→ **To be done**: From the entries that follow, list every line in which the string "healing" appears.

Collected data entries
################

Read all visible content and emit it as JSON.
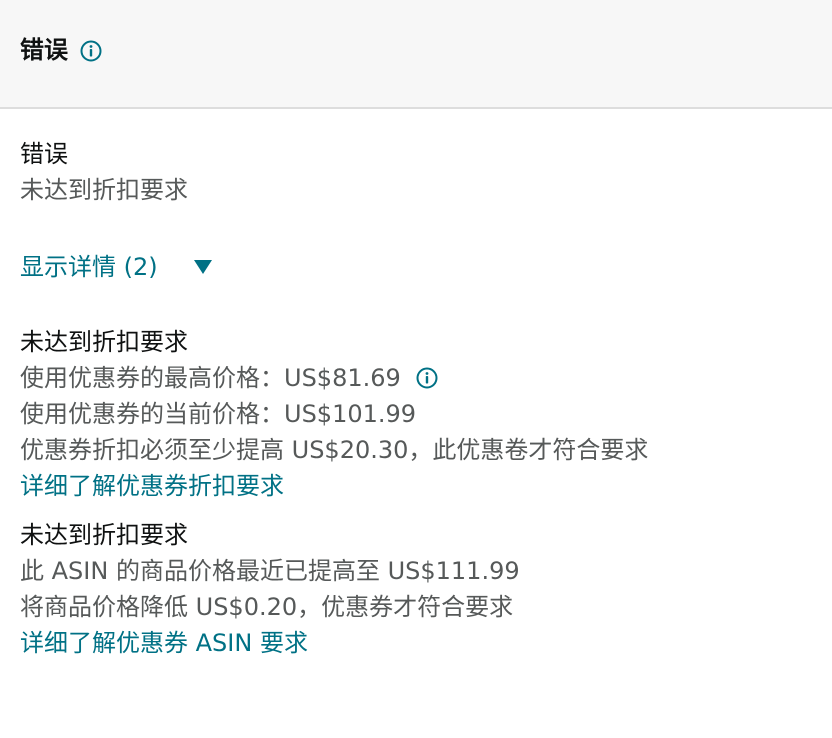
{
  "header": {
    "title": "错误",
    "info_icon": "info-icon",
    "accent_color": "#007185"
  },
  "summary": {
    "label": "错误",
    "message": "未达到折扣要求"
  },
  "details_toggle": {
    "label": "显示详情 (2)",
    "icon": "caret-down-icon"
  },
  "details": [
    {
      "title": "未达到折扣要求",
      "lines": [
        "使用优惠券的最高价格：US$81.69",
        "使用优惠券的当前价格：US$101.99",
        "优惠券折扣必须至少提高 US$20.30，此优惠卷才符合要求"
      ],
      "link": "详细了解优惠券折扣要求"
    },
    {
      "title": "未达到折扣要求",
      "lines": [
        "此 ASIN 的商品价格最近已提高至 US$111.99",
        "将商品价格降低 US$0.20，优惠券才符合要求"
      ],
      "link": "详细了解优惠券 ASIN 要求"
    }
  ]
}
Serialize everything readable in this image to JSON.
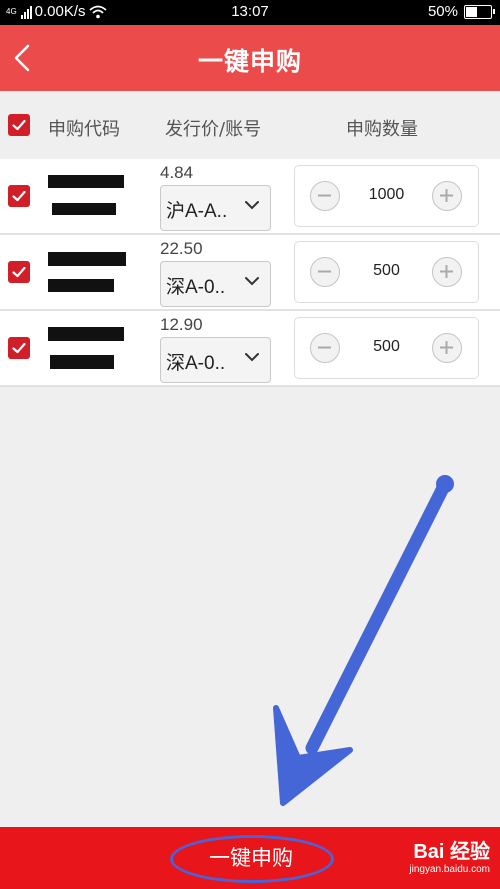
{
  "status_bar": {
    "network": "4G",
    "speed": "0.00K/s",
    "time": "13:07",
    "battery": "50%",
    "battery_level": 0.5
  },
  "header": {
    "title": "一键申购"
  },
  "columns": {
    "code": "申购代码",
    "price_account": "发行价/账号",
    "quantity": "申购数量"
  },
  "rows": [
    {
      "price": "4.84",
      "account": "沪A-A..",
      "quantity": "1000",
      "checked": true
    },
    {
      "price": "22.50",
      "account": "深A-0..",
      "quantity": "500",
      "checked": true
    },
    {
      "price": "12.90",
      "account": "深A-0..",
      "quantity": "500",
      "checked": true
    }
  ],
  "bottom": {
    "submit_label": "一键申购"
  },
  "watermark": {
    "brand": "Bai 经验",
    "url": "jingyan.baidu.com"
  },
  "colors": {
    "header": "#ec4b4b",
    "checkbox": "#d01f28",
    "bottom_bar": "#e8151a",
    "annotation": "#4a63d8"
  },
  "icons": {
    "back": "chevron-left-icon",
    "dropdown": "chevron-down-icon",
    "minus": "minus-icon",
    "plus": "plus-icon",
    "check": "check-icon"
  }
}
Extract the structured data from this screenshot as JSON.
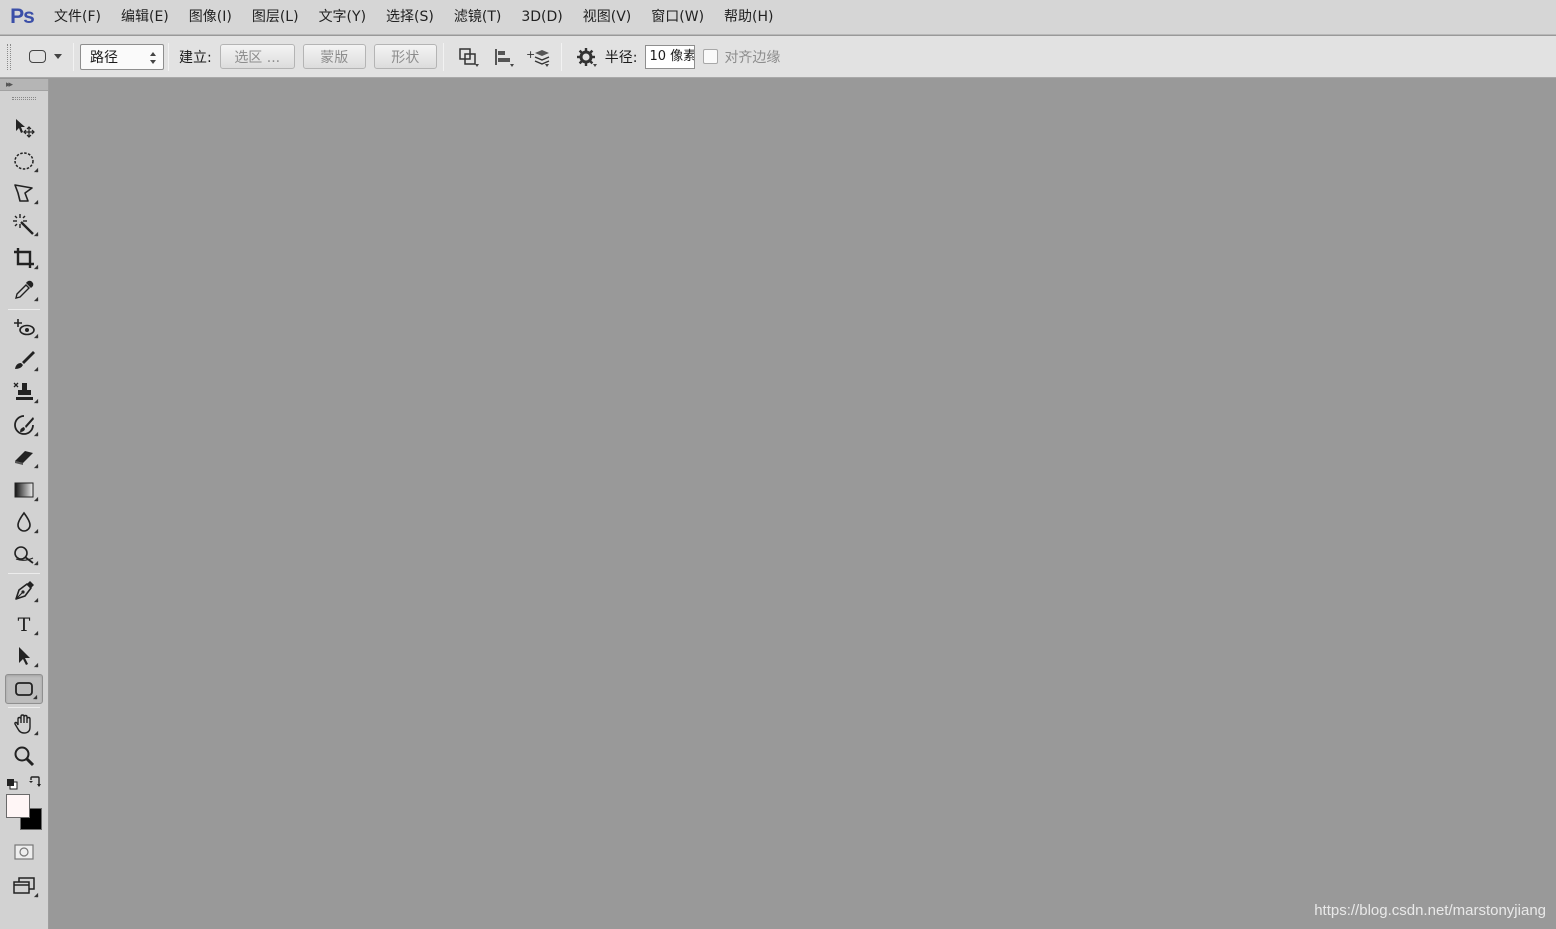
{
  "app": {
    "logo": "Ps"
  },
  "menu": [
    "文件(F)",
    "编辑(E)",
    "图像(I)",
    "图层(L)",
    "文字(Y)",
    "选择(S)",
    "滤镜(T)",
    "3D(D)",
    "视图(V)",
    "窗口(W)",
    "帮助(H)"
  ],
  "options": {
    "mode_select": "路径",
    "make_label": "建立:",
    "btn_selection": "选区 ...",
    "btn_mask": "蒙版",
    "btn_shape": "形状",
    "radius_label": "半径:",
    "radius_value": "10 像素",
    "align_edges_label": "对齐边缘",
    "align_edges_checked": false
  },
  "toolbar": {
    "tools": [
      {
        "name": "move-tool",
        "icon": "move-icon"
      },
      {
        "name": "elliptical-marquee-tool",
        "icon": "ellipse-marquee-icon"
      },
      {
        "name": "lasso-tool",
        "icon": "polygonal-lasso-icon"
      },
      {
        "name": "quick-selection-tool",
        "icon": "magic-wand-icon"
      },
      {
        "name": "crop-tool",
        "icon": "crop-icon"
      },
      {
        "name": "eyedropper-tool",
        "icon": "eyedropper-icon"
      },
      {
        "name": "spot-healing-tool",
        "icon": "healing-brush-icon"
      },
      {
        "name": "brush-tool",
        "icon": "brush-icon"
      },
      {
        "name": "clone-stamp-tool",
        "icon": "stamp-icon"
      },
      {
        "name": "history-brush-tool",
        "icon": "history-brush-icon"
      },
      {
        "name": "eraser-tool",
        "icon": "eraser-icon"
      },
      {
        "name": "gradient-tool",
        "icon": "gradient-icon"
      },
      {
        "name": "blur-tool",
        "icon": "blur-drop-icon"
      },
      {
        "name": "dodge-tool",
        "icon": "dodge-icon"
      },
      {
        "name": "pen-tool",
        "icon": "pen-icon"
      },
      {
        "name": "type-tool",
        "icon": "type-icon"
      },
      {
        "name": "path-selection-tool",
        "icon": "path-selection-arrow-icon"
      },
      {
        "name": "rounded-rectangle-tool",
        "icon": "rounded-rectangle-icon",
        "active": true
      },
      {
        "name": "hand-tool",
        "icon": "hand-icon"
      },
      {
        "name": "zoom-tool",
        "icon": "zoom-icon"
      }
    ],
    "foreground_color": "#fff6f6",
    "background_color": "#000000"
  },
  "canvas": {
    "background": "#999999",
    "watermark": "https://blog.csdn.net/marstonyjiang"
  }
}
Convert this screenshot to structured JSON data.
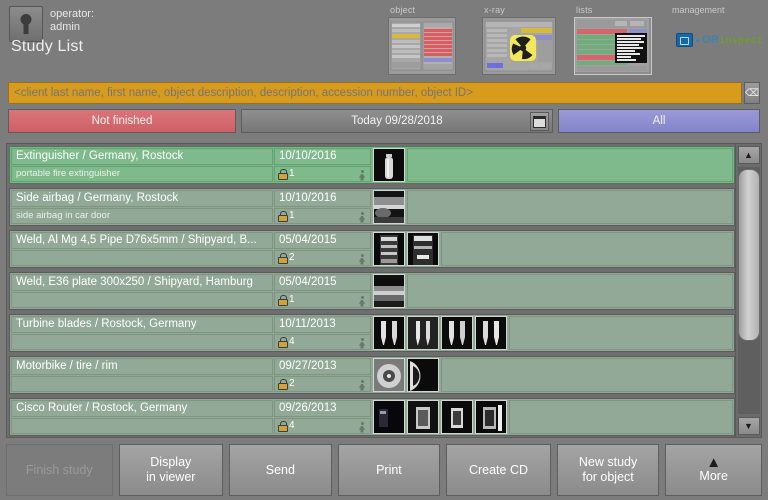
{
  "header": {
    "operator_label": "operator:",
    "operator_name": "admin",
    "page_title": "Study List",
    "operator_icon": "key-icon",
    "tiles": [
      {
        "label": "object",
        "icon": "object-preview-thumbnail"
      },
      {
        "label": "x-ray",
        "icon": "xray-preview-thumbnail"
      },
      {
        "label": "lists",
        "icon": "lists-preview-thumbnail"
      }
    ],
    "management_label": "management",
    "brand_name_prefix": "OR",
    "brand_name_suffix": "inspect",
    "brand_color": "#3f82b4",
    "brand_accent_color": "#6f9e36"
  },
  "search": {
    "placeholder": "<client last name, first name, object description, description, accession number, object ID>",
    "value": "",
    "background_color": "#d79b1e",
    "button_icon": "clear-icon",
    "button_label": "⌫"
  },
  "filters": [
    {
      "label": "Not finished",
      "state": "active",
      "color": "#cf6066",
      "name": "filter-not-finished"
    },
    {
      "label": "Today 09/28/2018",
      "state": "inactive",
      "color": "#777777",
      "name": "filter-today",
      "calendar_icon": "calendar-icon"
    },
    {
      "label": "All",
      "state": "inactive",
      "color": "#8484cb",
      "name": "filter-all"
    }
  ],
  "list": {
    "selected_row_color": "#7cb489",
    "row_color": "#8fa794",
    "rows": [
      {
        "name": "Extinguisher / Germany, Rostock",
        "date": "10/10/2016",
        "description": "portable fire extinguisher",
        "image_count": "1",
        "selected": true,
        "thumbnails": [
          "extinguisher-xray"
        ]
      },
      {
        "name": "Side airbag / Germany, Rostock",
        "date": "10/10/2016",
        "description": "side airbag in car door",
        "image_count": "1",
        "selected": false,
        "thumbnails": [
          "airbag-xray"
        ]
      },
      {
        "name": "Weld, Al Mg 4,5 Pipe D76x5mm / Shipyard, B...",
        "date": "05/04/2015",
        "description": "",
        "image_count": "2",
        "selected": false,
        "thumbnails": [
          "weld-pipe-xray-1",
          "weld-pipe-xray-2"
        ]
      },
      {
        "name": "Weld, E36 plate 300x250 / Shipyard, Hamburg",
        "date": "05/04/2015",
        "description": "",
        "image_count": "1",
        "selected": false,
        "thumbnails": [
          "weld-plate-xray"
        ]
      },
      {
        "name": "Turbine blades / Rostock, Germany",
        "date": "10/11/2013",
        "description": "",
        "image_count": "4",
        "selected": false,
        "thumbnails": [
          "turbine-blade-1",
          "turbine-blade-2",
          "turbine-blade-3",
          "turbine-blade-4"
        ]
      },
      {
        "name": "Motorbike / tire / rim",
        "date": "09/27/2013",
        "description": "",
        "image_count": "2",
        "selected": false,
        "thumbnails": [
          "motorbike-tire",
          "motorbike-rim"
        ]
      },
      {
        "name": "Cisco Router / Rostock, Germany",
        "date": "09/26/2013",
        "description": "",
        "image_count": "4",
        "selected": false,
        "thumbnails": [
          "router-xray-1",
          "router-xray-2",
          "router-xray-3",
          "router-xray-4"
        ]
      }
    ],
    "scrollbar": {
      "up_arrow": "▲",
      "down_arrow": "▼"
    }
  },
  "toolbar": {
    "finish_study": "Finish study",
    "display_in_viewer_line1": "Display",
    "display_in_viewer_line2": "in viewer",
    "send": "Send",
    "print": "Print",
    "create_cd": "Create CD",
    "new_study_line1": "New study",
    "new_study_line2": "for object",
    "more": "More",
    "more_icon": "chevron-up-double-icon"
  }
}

################

→ **Final result**:
        "name": "spot-healing-tool",
        "icon": "healing-brush-icon"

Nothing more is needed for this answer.